╔══

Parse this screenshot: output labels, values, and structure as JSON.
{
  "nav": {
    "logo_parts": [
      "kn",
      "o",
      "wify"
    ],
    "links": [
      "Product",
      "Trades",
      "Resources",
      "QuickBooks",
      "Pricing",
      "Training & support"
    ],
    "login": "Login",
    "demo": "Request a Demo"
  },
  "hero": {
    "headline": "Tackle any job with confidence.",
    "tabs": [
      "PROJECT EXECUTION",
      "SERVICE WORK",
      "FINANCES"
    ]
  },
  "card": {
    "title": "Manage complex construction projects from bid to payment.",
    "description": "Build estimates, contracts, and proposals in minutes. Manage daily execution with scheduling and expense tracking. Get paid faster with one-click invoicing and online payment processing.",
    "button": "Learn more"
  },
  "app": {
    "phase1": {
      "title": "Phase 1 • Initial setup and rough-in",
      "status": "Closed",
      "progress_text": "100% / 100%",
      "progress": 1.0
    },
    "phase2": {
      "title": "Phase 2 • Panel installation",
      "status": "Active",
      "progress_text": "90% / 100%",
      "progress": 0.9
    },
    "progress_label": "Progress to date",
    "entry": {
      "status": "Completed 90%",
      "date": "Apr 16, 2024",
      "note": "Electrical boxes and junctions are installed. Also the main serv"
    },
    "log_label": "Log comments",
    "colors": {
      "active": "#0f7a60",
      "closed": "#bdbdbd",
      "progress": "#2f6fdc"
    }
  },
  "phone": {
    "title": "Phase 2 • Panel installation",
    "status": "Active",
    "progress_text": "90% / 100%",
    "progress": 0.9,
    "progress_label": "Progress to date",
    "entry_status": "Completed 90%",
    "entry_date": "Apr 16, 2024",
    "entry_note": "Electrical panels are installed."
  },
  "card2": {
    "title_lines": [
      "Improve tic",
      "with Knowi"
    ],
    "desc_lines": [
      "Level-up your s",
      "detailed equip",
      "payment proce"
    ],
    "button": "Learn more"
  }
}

╚══

● **Task prompt**:
All of the records must be repeated exactly.

● **Reply**:
Parse this screenshot: output labels, values, and structure as JSON.
{
  "nav": {
    "logo_parts": [
      "kn",
      "o",
      "wify"
    ],
    "links": [
      "Product",
      "Trades",
      "Resources",
      "QuickBooks",
      "Pricing",
      "Training & support"
    ],
    "login": "Login",
    "demo": "Request a Demo"
  },
  "hero": {
    "headline": "Tackle any job with confidence.",
    "tabs": [
      "PROJECT EXECUTION",
      "SERVICE WORK",
      "FINANCES"
    ]
  },
  "card": {
    "title": "Manage complex construction projects from bid to payment.",
    "description": "Build estimates, contracts, and proposals in minutes. Manage daily execution with scheduling and expense tracking. Get paid faster with one-click invoicing and online payment processing.",
    "button": "Learn more"
  },
  "app": {
    "phase1": {
      "title": "Phase 1 • Initial setup and rough-in",
      "status": "Closed",
      "progress_text": "100% / 100%",
      "progress": 1.0
    },
    "phase2": {
      "title": "Phase 2 • Panel installation",
      "status": "Active",
      "progress_text": "90% / 100%",
      "progress": 0.9
    },
    "progress_label": "Progress to date",
    "entry": {
      "status": "Completed 90%",
      "date": "Apr 16, 2024",
      "note": "Electrical boxes and junctions are installed. Also the main serv"
    },
    "log_label": "Log comments",
    "colors": {
      "active": "#0f7a60",
      "closed": "#bdbdbd",
      "progress": "#2f6fdc"
    }
  },
  "phone": {
    "title": "Phase 2 • Panel installation",
    "status": "Active",
    "progress_text": "90% / 100%",
    "progress": 0.9,
    "progress_label": "Progress to date",
    "entry_status": "Completed 90%",
    "entry_date": "Apr 16, 2024",
    "entry_note": "Electrical panels are installed."
  },
  "card2": {
    "title_lines": [
      "Improve tic",
      "with Knowi"
    ],
    "desc_lines": [
      "Level-up your s",
      "detailed equip",
      "payment proce"
    ],
    "button": "Learn more"
  }
}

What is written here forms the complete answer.